Aim
Spot each line that carries the word "Data"; copy those lines.

* start *

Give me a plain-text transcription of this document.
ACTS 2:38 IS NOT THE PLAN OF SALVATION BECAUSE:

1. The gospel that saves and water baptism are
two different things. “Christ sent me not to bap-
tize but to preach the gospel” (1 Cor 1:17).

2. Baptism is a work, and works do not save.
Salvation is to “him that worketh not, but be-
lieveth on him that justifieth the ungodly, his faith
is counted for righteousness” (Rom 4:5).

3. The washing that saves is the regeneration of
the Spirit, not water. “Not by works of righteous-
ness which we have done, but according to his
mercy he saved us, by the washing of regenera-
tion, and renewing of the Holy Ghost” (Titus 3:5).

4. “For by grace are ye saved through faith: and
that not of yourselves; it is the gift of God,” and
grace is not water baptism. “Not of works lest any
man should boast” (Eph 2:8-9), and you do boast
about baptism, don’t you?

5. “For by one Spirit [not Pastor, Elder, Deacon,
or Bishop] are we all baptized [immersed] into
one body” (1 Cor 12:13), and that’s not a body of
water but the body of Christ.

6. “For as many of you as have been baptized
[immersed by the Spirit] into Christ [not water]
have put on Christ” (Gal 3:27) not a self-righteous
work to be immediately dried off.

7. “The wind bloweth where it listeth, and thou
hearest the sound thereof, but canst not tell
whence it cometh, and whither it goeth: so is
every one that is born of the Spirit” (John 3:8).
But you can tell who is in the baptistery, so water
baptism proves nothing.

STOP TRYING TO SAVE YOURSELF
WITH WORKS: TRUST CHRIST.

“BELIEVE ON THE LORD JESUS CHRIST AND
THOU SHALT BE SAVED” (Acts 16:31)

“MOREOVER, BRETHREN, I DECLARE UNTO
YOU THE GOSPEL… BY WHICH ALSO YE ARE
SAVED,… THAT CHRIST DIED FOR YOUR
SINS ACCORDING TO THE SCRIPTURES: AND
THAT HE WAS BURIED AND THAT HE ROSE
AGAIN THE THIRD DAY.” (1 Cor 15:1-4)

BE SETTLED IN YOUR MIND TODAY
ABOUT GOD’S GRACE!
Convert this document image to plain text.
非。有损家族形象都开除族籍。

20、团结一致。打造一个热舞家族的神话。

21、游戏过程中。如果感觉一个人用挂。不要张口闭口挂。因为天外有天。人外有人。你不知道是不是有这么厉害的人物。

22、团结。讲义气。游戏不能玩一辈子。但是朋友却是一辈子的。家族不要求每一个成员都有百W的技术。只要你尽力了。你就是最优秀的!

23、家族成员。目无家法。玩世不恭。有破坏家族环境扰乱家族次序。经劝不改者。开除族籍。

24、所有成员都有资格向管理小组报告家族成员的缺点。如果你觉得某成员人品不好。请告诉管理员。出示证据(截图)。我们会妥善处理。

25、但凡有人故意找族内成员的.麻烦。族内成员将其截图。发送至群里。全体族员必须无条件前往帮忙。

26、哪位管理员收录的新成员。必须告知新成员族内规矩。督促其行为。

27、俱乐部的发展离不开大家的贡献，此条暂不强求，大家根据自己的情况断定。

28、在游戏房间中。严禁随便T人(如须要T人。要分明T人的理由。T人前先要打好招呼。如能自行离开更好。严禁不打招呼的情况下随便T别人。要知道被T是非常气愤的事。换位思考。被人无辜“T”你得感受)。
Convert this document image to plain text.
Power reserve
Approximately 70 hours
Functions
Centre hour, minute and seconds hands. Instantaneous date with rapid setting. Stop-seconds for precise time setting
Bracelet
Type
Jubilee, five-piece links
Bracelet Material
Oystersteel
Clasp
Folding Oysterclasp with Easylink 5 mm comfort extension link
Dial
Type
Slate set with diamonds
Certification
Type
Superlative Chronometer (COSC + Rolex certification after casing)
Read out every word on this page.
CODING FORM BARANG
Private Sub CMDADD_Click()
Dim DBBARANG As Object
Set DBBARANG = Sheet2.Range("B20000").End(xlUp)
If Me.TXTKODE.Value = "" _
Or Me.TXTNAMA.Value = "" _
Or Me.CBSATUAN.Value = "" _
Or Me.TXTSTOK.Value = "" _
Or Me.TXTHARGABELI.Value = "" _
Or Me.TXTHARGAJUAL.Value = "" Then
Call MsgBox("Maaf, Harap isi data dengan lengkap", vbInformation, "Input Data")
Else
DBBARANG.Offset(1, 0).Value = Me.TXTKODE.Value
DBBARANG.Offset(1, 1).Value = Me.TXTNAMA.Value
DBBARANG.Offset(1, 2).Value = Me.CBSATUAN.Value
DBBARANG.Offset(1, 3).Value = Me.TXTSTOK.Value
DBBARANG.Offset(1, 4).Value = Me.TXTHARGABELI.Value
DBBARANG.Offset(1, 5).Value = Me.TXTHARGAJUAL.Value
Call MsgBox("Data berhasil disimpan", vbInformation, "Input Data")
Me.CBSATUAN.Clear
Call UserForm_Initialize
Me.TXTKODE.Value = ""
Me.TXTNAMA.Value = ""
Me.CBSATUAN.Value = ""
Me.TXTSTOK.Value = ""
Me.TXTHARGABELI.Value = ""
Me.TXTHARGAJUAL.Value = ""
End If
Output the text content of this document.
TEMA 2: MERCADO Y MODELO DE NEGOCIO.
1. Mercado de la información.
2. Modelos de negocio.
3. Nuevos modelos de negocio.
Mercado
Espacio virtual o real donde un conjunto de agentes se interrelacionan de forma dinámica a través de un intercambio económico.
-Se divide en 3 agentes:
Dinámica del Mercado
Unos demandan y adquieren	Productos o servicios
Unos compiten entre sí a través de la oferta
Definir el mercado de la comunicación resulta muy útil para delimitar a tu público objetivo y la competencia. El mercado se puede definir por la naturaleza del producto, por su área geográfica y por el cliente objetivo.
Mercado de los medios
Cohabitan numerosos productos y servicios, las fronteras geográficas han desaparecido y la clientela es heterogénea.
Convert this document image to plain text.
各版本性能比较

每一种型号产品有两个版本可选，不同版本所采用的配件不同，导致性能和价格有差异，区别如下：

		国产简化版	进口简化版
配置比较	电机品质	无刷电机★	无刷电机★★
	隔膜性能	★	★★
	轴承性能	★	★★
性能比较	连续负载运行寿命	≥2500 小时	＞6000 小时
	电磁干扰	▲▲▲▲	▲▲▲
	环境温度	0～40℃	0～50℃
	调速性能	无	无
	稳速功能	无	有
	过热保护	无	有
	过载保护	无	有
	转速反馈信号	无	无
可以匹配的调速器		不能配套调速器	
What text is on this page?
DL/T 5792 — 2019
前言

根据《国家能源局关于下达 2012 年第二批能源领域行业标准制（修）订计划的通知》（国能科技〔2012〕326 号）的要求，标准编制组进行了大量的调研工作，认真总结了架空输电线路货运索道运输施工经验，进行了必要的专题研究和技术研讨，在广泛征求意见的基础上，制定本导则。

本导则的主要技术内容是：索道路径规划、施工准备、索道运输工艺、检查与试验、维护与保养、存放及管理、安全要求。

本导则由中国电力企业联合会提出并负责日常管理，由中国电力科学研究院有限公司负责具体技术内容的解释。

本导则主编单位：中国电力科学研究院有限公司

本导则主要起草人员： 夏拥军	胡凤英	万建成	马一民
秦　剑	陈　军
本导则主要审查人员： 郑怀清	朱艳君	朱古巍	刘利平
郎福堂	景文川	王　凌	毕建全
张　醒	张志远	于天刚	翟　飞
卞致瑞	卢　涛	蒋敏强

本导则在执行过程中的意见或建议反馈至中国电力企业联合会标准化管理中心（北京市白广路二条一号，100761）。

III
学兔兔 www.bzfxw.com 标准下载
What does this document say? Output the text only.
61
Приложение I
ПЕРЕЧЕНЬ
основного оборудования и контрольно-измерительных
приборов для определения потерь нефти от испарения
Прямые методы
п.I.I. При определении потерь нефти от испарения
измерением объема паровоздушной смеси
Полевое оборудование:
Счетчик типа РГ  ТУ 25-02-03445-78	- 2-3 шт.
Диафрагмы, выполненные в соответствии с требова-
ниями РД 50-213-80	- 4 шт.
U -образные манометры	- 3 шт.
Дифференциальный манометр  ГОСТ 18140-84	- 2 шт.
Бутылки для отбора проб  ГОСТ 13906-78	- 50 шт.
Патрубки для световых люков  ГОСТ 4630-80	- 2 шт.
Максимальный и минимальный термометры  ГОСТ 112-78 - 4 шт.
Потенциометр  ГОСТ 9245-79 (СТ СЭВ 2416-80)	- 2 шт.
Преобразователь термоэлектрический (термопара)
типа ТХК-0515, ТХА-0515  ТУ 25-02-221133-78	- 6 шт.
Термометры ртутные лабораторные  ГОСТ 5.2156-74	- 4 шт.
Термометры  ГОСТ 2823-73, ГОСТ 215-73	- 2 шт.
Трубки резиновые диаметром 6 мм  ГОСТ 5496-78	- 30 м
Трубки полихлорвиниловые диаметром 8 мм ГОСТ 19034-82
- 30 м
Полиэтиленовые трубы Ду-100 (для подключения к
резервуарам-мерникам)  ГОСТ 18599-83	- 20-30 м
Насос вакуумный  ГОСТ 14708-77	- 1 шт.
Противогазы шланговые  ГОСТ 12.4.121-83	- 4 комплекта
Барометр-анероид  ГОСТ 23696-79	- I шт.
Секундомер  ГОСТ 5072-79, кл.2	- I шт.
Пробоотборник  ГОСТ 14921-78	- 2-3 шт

* end *

Final result
Call MsgBox("Maaf, Harap isi data dengan lengkap", vbInformation, "Input Data")
Call MsgBox("Data berhasil disimpan", vbInformation, "Input Data")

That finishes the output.